THE DATA
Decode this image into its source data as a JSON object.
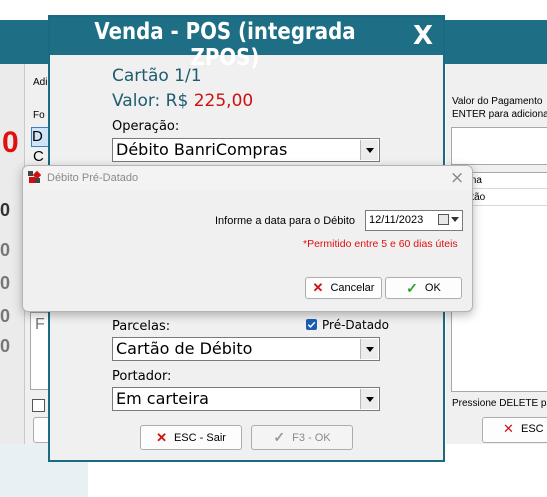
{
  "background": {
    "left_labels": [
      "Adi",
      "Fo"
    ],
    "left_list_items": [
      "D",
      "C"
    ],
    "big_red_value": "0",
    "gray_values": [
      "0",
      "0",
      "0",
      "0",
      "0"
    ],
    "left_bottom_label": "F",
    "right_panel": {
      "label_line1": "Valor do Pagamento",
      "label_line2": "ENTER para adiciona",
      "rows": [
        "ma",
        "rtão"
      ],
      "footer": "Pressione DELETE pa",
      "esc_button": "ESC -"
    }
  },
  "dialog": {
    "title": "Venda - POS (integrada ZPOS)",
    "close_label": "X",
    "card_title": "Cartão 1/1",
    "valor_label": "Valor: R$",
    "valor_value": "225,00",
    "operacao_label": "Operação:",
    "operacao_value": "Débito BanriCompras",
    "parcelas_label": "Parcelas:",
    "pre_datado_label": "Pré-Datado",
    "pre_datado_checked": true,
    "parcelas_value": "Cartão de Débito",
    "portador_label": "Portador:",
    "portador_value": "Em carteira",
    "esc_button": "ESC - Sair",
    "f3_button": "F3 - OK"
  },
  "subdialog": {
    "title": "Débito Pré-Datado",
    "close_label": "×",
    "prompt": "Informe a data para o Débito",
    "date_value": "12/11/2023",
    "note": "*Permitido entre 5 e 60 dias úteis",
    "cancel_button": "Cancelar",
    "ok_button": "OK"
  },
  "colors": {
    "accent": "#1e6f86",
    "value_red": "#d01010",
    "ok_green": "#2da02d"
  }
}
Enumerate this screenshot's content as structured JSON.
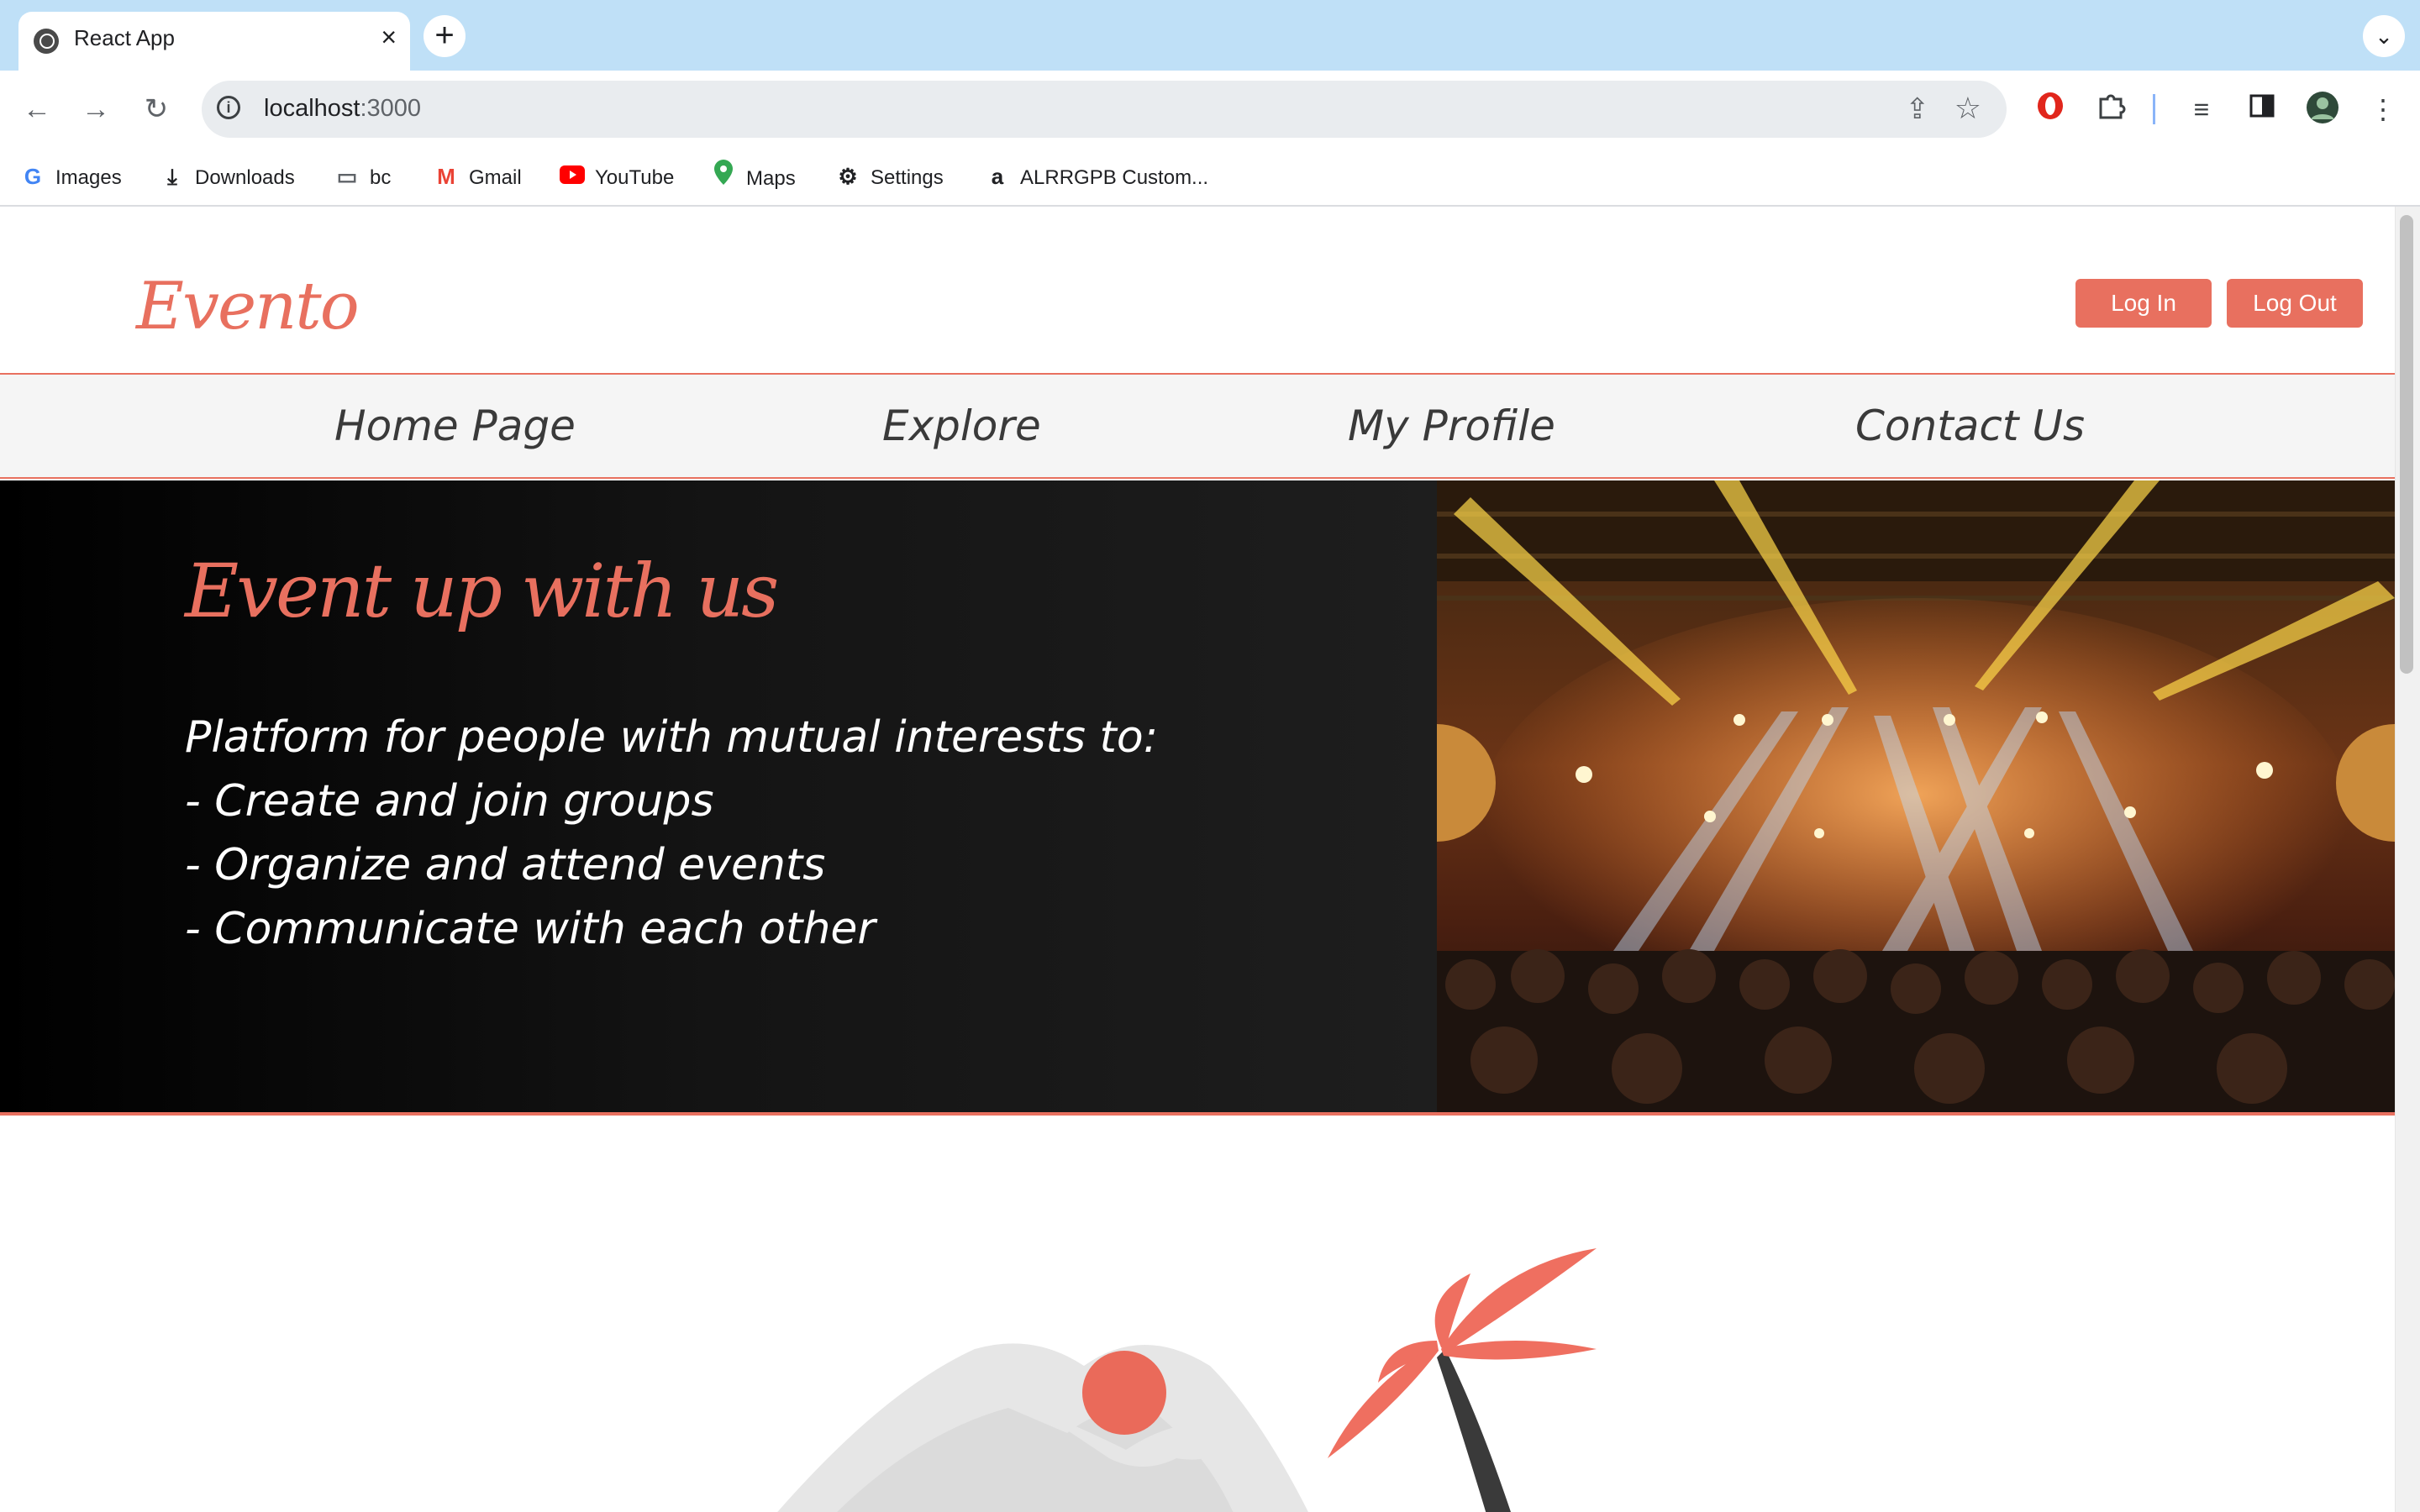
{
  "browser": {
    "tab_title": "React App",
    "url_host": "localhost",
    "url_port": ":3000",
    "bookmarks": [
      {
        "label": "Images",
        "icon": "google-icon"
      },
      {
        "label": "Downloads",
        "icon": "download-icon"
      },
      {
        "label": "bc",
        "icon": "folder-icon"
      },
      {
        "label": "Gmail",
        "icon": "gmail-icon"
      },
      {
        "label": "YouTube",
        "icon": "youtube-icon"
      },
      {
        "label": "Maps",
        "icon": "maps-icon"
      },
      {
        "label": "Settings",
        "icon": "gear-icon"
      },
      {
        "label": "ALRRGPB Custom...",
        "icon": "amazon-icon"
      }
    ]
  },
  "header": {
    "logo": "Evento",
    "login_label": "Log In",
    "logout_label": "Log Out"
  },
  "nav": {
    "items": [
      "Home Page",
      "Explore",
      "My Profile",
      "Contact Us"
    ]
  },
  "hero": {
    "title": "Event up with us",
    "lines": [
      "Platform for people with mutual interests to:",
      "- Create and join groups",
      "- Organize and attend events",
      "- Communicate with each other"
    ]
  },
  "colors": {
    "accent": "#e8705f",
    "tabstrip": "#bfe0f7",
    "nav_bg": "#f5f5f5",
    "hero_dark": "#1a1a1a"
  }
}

OBJECTIVE
List the lines of the records where "with" occurs.

RIGHT ANSWER
    "title": "Event up with us",
      "Platform for people with mutual interests to:",
      "- Communicate with each other"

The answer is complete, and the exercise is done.